Dataset records >>
+ + + + +

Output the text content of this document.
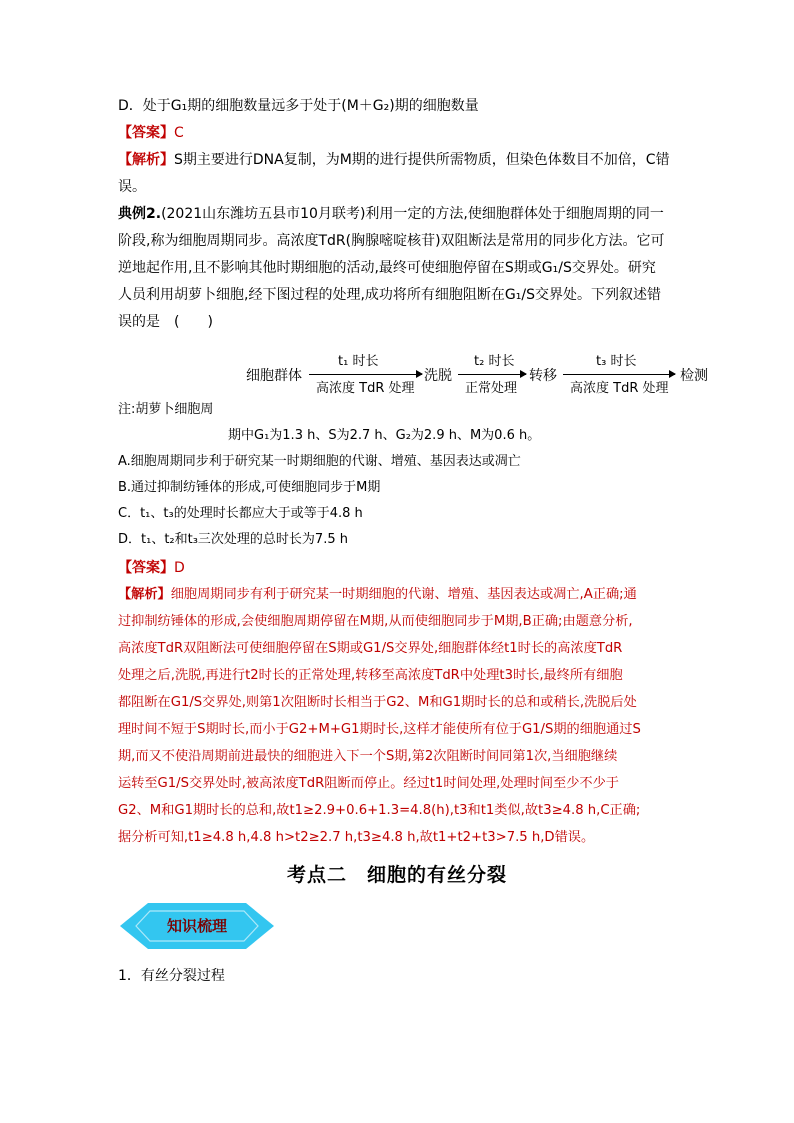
D．处于G₁期的细胞数量远多于处于(M＋G₂)期的细胞数量
【答案】C
【解析】S期主要进行DNA复制，为M期的进行提供所需物质，但染色体数目不加倍，C错
误。
典例2.(2021山东潍坊五县市10月联考)利用一定的方法,使细胞群体处于细胞周期的同一
阶段,称为细胞周期同步。高浓度TdR(胸腺嘧啶核苷)双阻断法是常用的同步化方法。它可
逆地起作用,且不影响其他时期细胞的活动,最终可使细胞停留在S期或G₁/S交界处。研究
人员利用胡萝卜细胞,经下图过程的处理,成功将所有细胞阻断在G₁/S交界处。下列叙述错
误的是　(　　)
细胞群体
t₁ 时长
高浓度 TdR 处理
洗脱
t₂ 时长
正常处理
转移
t₃ 时长
高浓度 TdR 处理
检测
注:胡萝卜细胞周
期中G₁为1.3 h、S为2.7 h、G₂为2.9 h、M为0.6 h。
A.细胞周期同步利于研究某一时期细胞的代谢、增殖、基因表达或凋亡
B.通过抑制纺锤体的形成,可使细胞同步于M期
C．t₁、t₃的处理时长都应大于或等于4.8 h
D．t₁、t₂和t₃三次处理的总时长为7.5 h
【答案】D
【解析】细胞周期同步有利于研究某一时期细胞的代谢、增殖、基因表达或凋亡,A正确;通
过抑制纺锤体的形成,会使细胞周期停留在M期,从而使细胞同步于M期,B正确;由题意分析,
高浓度TdR双阻断法可使细胞停留在S期或G1/S交界处,细胞群体经t1时长的高浓度TdR
处理之后,洗脱,再进行t2时长的正常处理,转移至高浓度TdR中处理t3时长,最终所有细胞
都阻断在G1/S交界处,则第1次阻断时长相当于G2、M和G1期时长的总和或稍长,洗脱后处
理时间不短于S期时长,而小于G2+M+G1期时长,这样才能使所有位于G1/S期的细胞通过S
期,而又不使沿周期前进最快的细胞进入下一个S期,第2次阻断时间同第1次,当细胞继续
运转至G1/S交界处时,被高浓度TdR阻断而停止。经过t1时间处理,处理时间至少不少于
G2、M和G1期时长的总和,故t1≥2.9+0.6+1.3=4.8(h),t3和t1类似,故t3≥4.8 h,C正确;
据分析可知,t1≥4.8 h,4.8 h>t2≥2.7 h,t3≥4.8 h,故t1+t2+t3>7.5 h,D错误。
考点二　细胞的有丝分裂
知识梳理
1．有丝分裂过程
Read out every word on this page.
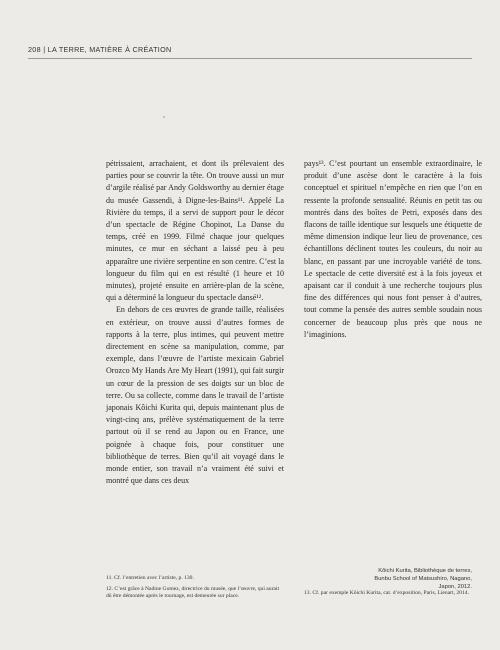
208 | LA TERRE, MATIÈRE À CRÉATION

pétrissaient, arrachaient, et dont ils prélevaient des parties pour se couvrir la tête. On trouve aussi un mur d’argile réalisé par Andy Goldsworthy au dernier étage du musée Gassendi, à Digne-les-Bains¹¹. Appelé La Rivière du temps, il a servi de support pour le décor d’un spectacle de Régine Chopinot, La Danse du temps, créé en 1999. Filmé chaque jour quelques minutes, ce mur en séchant a laissé peu à peu apparaître une rivière serpentine en son centre. C’est la longueur du film qui en est résulté (1 heure et 10 minutes), projeté ensuite en arrière-plan de la scène, qui a déterminé la longueur du spectacle dansé¹².

En dehors de ces œuvres de grande taille, réalisées en extérieur, on trouve aussi d’autres formes de rapports à la terre, plus intimes, qui peuvent mettre directement en scène sa manipulation, comme, par exemple, dans l’œuvre de l’artiste mexicain Gabriel Orozco My Hands Are My Heart (1991), qui fait surgir un cœur de la pression de ses doigts sur un bloc de terre. Ou sa collecte, comme dans le travail de l’artiste japonais Kôichi Kurita qui, depuis maintenant plus de vingt-cinq ans, prélève systématiquement de la terre partout où il se rend au Japon ou en France, une poignée à chaque fois, pour constituer une bibliothèque de terres. Bien qu’il ait voyagé dans le monde entier, son travail n’a vraiment été suivi et montré que dans ces deux

pays¹³. C’est pourtant un ensemble extraordinaire, le produit d’une ascèse dont le caractère à la fois conceptuel et spirituel n’empêche en rien que l’on en ressente la profonde sensualité. Réunis en petit tas ou montrés dans des boîtes de Petri, exposés dans des flacons de taille identique sur lesquels une étiquette de même dimension indique leur lieu de provenance, ces échantillons déclinent toutes les couleurs, du noir au blanc, en passant par une incroyable variété de tons. Le spectacle de cette diversité est à la fois joyeux et apaisant car il conduit à une recherche toujours plus fine des différences qui nous font penser à d’autres, tout comme la pensée des autres semble soudain nous concerner de beaucoup plus près que nous ne l’imaginions.

11. Cf. l’entretien avec l’artiste, p. 130.

12. C’est grâce à Nadine Gomez, directrice du musée, que l’œuvre, qui aurait dû être démontée après le tournage, est demeurée sur place.

13. Cf. par exemple Kôichi Kurita, cat. d’exposition, Paris, Lienart, 2014.

Kôichi Kurita, Bibliothèque de terres,
Bunbu School of Matsushiro, Nagano,
Japon, 2012.
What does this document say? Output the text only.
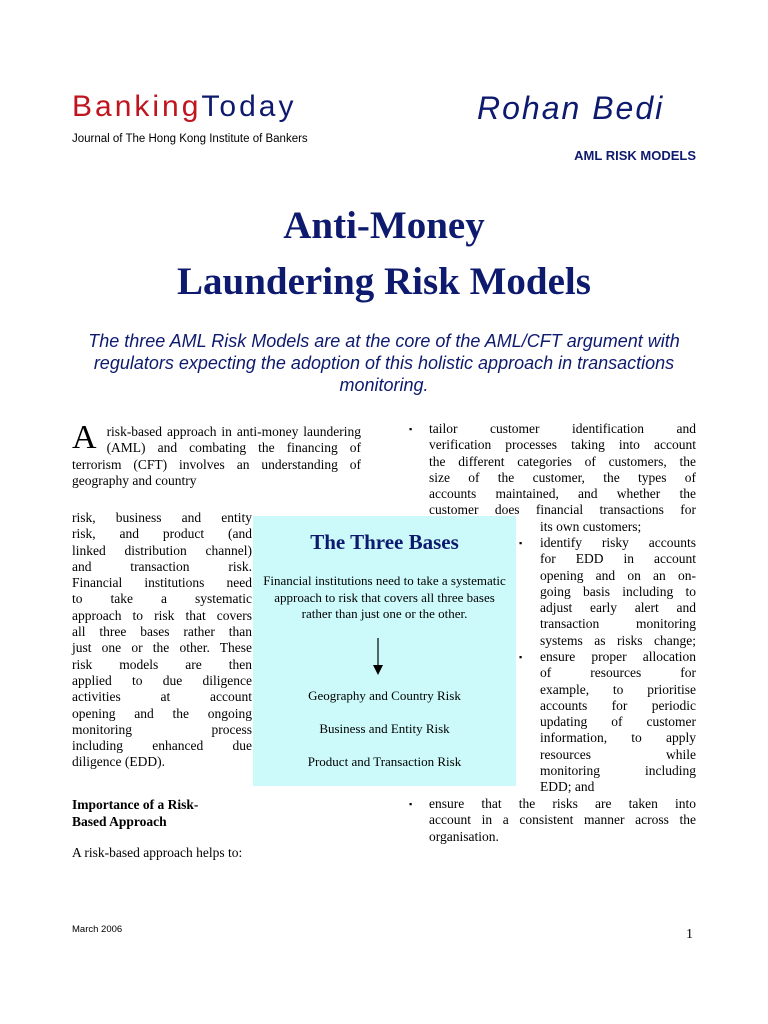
BankingToday
Journal of The Hong Kong Institute of Bankers
Rohan Bedi
AML RISK MODELS
Anti-Money
Laundering Risk Models
The three AML Risk Models are at the core of the AML/CFT argument with regulators expecting the adoption of this holistic approach in transactions monitoring.
Arisk-based approach in anti-money laundering (AML) and combating the financing of terrorism (CFT) involves an understanding of geography and country
risk, business and entity
risk, and product (and
linked distribution channel)
and transaction risk.
Financial institutions need
to take a systematic
approach to risk that covers
all three bases rather than
just one or the other. These
risk models are then
applied to due diligence
activities at account
opening and the ongoing
monitoring process
including enhanced due
diligence (EDD).
The Three Bases
Financial institutions need to take a systematic approach to risk that covers all three bases rather than just one or the other.
Geography and Country Risk
Business and Entity Risk
Product and Transaction Risk
Importance of a Risk-
Based Approach
A risk-based approach helps to:
▪ tailor customer identification and
verification processes taking into account
the different categories of customers, the
size of the customer, the types of
accounts maintained, and whether the
customer does financial transactions for
its own customers;
▪ identify risky accounts
for EDD in account
opening and on an on-
going basis including to
adjust early alert and
transaction monitoring
systems as risks change;
▪ ensure proper allocation
of resources for
example, to prioritise
accounts for periodic
updating of customer
information, to apply
resources while
monitoring including
EDD; and
▪ ensure that the risks are taken into
account in a consistent manner across the
organisation.
March 2006	1
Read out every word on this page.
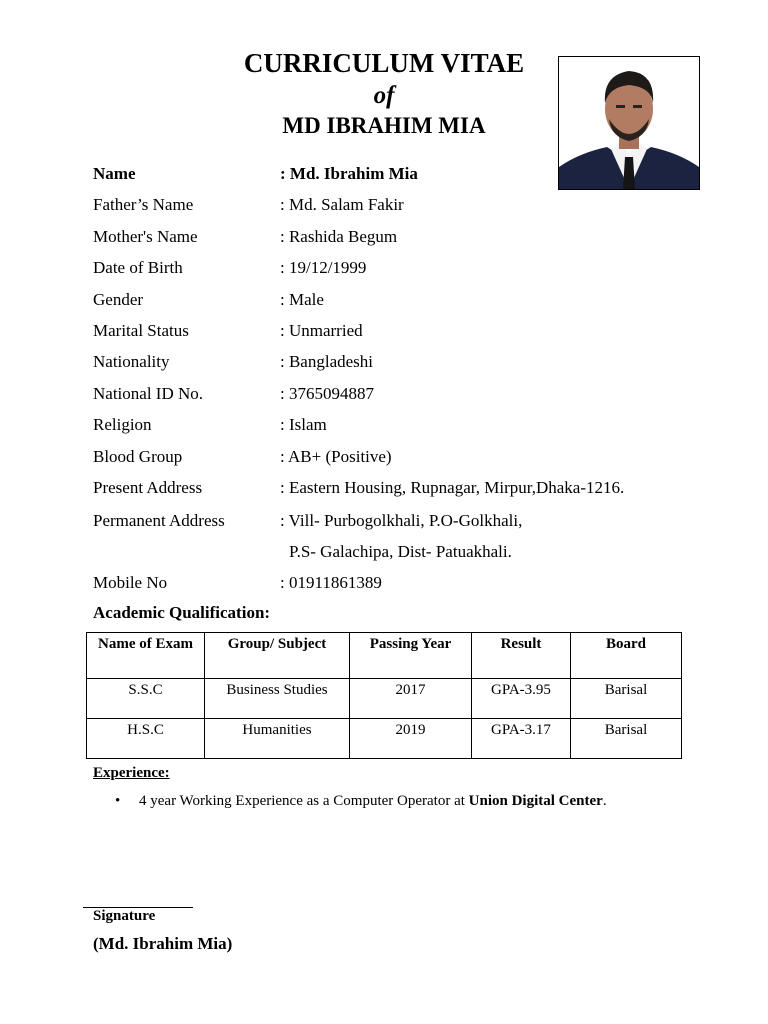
CURRICULUM VITAE
of
MD IBRAHIM MIA
Name	: Md. Ibrahim Mia
Father’s Name	: Md. Salam Fakir
Mother's Name	: Rashida Begum
Date of Birth	: 19/12/1999
Gender	: Male
Marital Status	: Unmarried
Nationality	: Bangladeshi
National ID No.	: 3765094887
Religion	: Islam
Blood Group	: AB+ (Positive)
Present Address	: Eastern Housing, Rupnagar, Mirpur,Dhaka-1216.
Permanent Address	: Vill- Purbogolkhali, P.O-Golkhali,
P.S- Galachipa, Dist- Patuakhali.
Mobile No	: 01911861389
Academic Qualification:
Name of Exam	Group/ Subject	Passing Year	Result	Board
S.S.C	Business Studies	2017	GPA-3.95	Barisal
H.S.C	Humanities	2019	GPA-3.17	Barisal
Experience:
• 4 year Working Experience as a Computer Operator at Union Digital Center.
Signature
(Md. Ibrahim Mia)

+ + + + +

DIRECTIVE >>
Pull every line containing the word "does" out of the material.

OUTPUT FOR THIS TASK >>
What does this document say? Output the text only.
customer does financial transactions for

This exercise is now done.